• **Extracto del documento**:
Ella no lleva mascarilla. Para qué, me dice, con la dejadez de quien ha tirado la toalla. A sus 40 años, que parecen más de 50, esta mujer haitiana está sentada en el asiento delantero de una desvencijada camioneta y hablo con ella a través de la ventanilla porque, prácticamente, no tiene ni aliento para moverse.

Françoise no está herida. Mejor dicho, su cuerpo no está herido. Su ánimo, su esencia, agoniza delante mío y me resulta muy difícil encontrar palabras que no suenen vacuas. En la parte trasera de la camioneta yace el ataúd de su marido, Frantz Prevent.

Es mediodía en la frontera de Jimaní, el principal paso entre la República Dominicana y Haití. El ritmo, pese a los 35 grados a la sombra, es trepidante. No en vano es el principal punto de tránsito de los heridos que llegan de Haití y de la ayuda humanitaria que entra por vía terrestre al país derruido.

ENTIERRO EN CASA Con un hilo de voz, con el habla esforzada, Françoise me cuenta que su casa, en Puerto Príncipe, se les cayó encima. Literalmente. Y fueron privilegiados, en el sentido de que Frantz, gravemente herido, pudo ser evacuado a la vecina República Dominicana, donde falleció en el hospital. Cuidaron de él, pero ya no pueden cuidar de su cadáver.

Los muertos son de sus naciones, me explican, y solo Haití puede lidiar con los suyos. Así que ayer Françoise estaba obligada a regresar con el cadáver de su marido a su país, donde debe ser enterrado.

Los amigos que la acompañan no se quitan la mascarilla bajo ningún concepto. Las epidemias son ahora el principal fantasma y se percibe que nadie se quiere acercar mucho a Françoise.

Me doy cuenta, me aparto un poco de ella instintivamente y, acto seguido, me siento un poco miserable. Al darle el pésame, me sonríe, mientras se acaricia el Cristo en oro que lleva colgado y que parece que en estos momentos la ha abandonado.

De repente, los gritos nos separan las miradas. Llega un coche particular cargado con varios heridos. La endeble puerta que hace las funciones de frontera se abre y, a la vista, un hombre parece a punto de perder la conciencia con la pierna completamente desencajada.

• **Registros extraídos**:

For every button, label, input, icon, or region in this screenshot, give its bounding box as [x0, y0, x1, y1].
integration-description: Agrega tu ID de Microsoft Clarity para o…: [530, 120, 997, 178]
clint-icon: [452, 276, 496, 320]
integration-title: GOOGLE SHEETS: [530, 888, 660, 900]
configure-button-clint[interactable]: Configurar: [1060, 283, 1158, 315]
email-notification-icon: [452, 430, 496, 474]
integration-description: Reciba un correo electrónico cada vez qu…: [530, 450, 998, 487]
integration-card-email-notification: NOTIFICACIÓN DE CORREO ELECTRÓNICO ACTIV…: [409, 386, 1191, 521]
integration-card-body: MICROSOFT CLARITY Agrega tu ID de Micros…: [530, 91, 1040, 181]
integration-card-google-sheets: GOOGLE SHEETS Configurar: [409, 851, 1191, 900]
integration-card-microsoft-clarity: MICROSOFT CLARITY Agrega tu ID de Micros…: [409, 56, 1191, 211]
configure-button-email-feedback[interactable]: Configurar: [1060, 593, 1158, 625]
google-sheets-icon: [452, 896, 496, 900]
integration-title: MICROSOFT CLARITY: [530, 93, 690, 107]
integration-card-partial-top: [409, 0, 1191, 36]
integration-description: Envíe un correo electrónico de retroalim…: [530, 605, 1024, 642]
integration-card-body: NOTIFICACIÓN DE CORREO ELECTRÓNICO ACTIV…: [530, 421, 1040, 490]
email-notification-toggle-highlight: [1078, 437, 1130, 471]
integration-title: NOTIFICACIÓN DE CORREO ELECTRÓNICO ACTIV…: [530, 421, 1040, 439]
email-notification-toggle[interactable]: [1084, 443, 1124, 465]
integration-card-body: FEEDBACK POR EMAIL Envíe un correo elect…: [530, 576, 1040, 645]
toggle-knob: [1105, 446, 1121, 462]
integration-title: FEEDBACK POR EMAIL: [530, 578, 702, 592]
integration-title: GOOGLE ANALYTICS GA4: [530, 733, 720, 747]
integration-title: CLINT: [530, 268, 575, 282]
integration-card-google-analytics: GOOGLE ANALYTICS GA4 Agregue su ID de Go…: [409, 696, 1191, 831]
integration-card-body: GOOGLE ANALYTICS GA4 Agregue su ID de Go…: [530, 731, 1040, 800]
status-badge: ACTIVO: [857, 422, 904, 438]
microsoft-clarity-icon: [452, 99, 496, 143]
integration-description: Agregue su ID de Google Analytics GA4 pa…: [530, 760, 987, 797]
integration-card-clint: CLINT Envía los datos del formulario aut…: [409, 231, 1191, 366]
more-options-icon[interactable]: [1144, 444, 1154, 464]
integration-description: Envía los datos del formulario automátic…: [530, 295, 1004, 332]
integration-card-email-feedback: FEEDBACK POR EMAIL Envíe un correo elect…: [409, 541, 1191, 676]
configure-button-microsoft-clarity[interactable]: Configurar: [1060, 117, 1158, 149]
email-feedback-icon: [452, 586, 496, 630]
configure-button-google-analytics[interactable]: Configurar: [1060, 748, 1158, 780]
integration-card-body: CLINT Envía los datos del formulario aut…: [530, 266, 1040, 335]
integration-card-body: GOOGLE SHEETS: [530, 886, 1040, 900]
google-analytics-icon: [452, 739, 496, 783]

• **Trabajo por hacer**:
(a) Resume en forma de lista el párrafo de la crónica de Jimaní que empieza con "Es mediodía en la frontera de Jimaní", sin perder sus datos principales.
(b) Por favor, continúa la crónica de Jimaní a partir de su última oración, con el mismo tono y en primera persona.

• **Respuestas por número**:
(a)
- Es mediodía en la frontera de Jimaní.
- Es el principal paso entre la República Dominicana y Haití.
- Hace 35 grados a la sombra, pero el ritmo es trepidante.
- Por allí transitan sobre todo los heridos que llegan de Haití.
- También entra por vía terrestre la ayuda humanitaria para el país.

(b)
A su lado, una mujer con la ropa hecha jirones grita de dolor mientras la trasladan a la camilla. La actividad no se para pese a los quejidos desgarradores, como si todo el mundo, en el paso fronterizo, estuviera inmunizado ante unos desgarros que a mí me paralizan.

ENTRADA LIBRE DE HERIDOS La presencia cercana del mayor general retirado del Ejército de la República Dominicana, Luis Antonio Luna, máximo responsable de la comisión nacional de emergencia establecida tras romperse la tierra en Haití, tranquiliza. Pese a que hay que hacer un esfuerzo para creerle tras las dos escenas anteriores, el general asegura que la situación en las fronteras del país está bajo control.

El paso de Jimaní, junto con el de Dajabón, es el más importante. Me pide, explícitamente, que deje claro que no hay ningún tipo de cortapisa para que los heridos haitianos pasen la frontera para ser atendidos, en contra de lo que está oyendo en determinados medios de comunicación internacionales.

Puedo constatar que no existen impedimentos a la entrada de heridos, aunque sí ponen coto al número de familiares que quieren acompañarles.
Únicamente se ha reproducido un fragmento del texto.